══ THE DATA ══

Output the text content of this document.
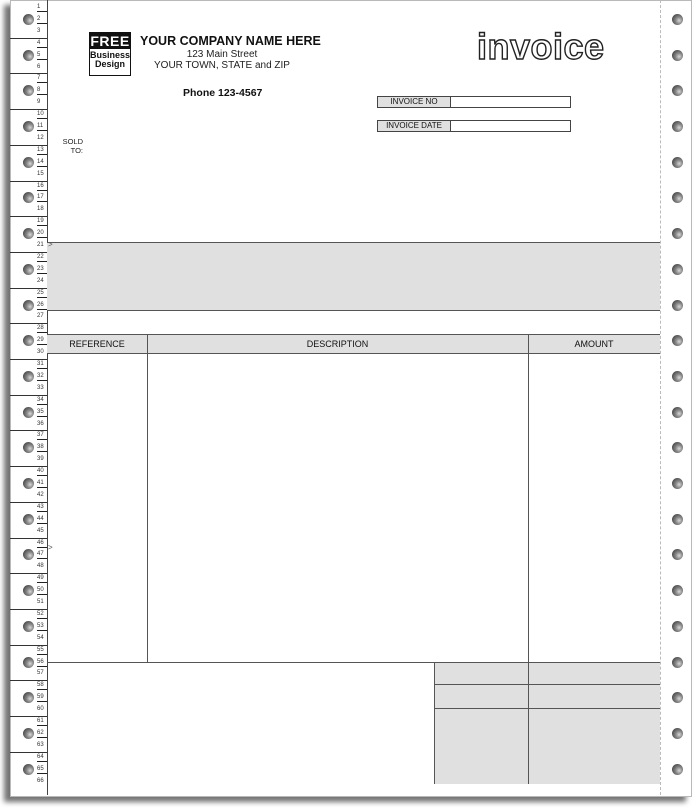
1
2
3
4
5
6
7
8
9
10
11
12
13
14
15
16
17
18
19
20
21
22
23
24
25
26
27
28
29
30
31
32
33
34
35
36
37
38
39
40
41
42
43
44
45
46
47
48
49
50
51
52
53
54
55
56
57
58
59
60
61
62
63
64
65
66
FREE
Business
Design
YOUR COMPANY NAME HERE
123 Main Street
YOUR TOWN, STATE and ZIP
Phone 123-4567
invoice
INVOICE NO
INVOICE DATE
SOLD
TO:
>
>
REFERENCE	DESCRIPTION	AMOUNT
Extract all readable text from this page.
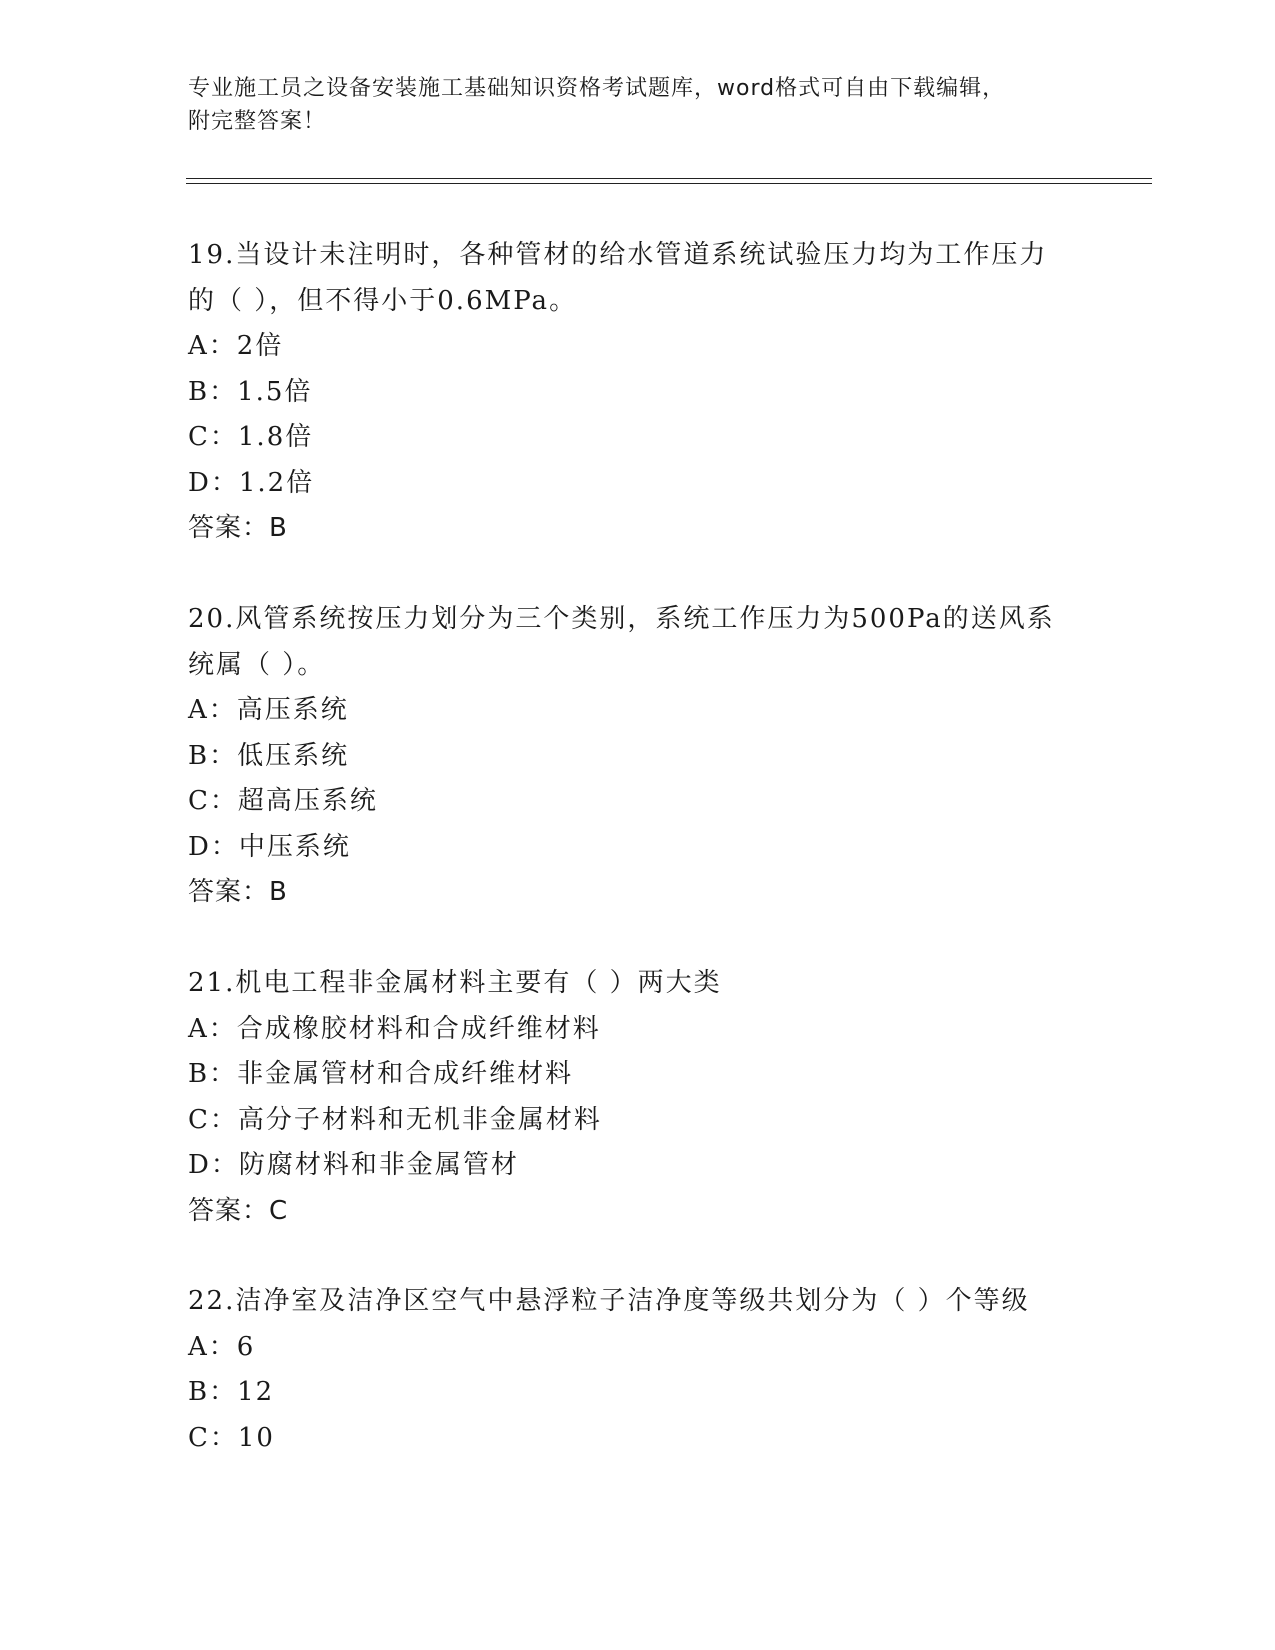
专业施工员之设备安装施工基础知识资格考试题库，word格式可自由下载编辑，
附完整答案！
19.当设计未注明时，各种管材的给水管道系统试验压力均为工作压力
的（ ），但不得小于0.6MPa。
A：2倍
B：1.5倍
C：1.8倍
D：1.2倍
答案：B
20.风管系统按压力划分为三个类别，系统工作压力为500Pa的送风系
统属（ ）。
A：高压系统
B：低压系统
C：超高压系统
D：中压系统
答案：B
21.机电工程非金属材料主要有（ ）两大类
A：合成橡胶材料和合成纤维材料
B：非金属管材和合成纤维材料
C：高分子材料和无机非金属材料
D：防腐材料和非金属管材
答案：C
22.洁净室及洁净区空气中悬浮粒子洁净度等级共划分为（ ）个等级
A：6
B：12
C：10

═══

Restate the records word for word, omitting images.

Output the text content of this document.
1
2
3
4
5
6
7
8
9
10
11
12
13
14
15
16
17
18
19
20
21
22
23
24
25
26
27
28
29
30
31
32
33
34
35
36
37
38
39
40
41
42
43
44
45
46
47
48
49
50
51
52
53
54
55
56
57
58
59
60
61
62
63
64
65
66
FREE
Business
Design
YOUR COMPANY NAME HERE
123 Main Street
YOUR TOWN, STATE and ZIP
Phone 123-4567
invoice
INVOICE NO
INVOICE DATE
SOLD
TO:
>
>
REFERENCE	DESCRIPTION	AMOUNT
Extract all readable text from this page.
专业施工员之设备安装施工基础知识资格考试题库，word格式可自由下载编辑，
附完整答案！
19.当设计未注明时，各种管材的给水管道系统试验压力均为工作压力
的（ ），但不得小于0.6MPa。
A：2倍
B：1.5倍
C：1.8倍
D：1.2倍
答案：B
20.风管系统按压力划分为三个类别，系统工作压力为500Pa的送风系
统属（ ）。
A：高压系统
B：低压系统
C：超高压系统
D：中压系统
答案：B
21.机电工程非金属材料主要有（ ）两大类
A：合成橡胶材料和合成纤维材料
B：非金属管材和合成纤维材料
C：高分子材料和无机非金属材料
D：防腐材料和非金属管材
答案：C
22.洁净室及洁净区空气中悬浮粒子洁净度等级共划分为（ ）个等级
A：6
B：12
C：10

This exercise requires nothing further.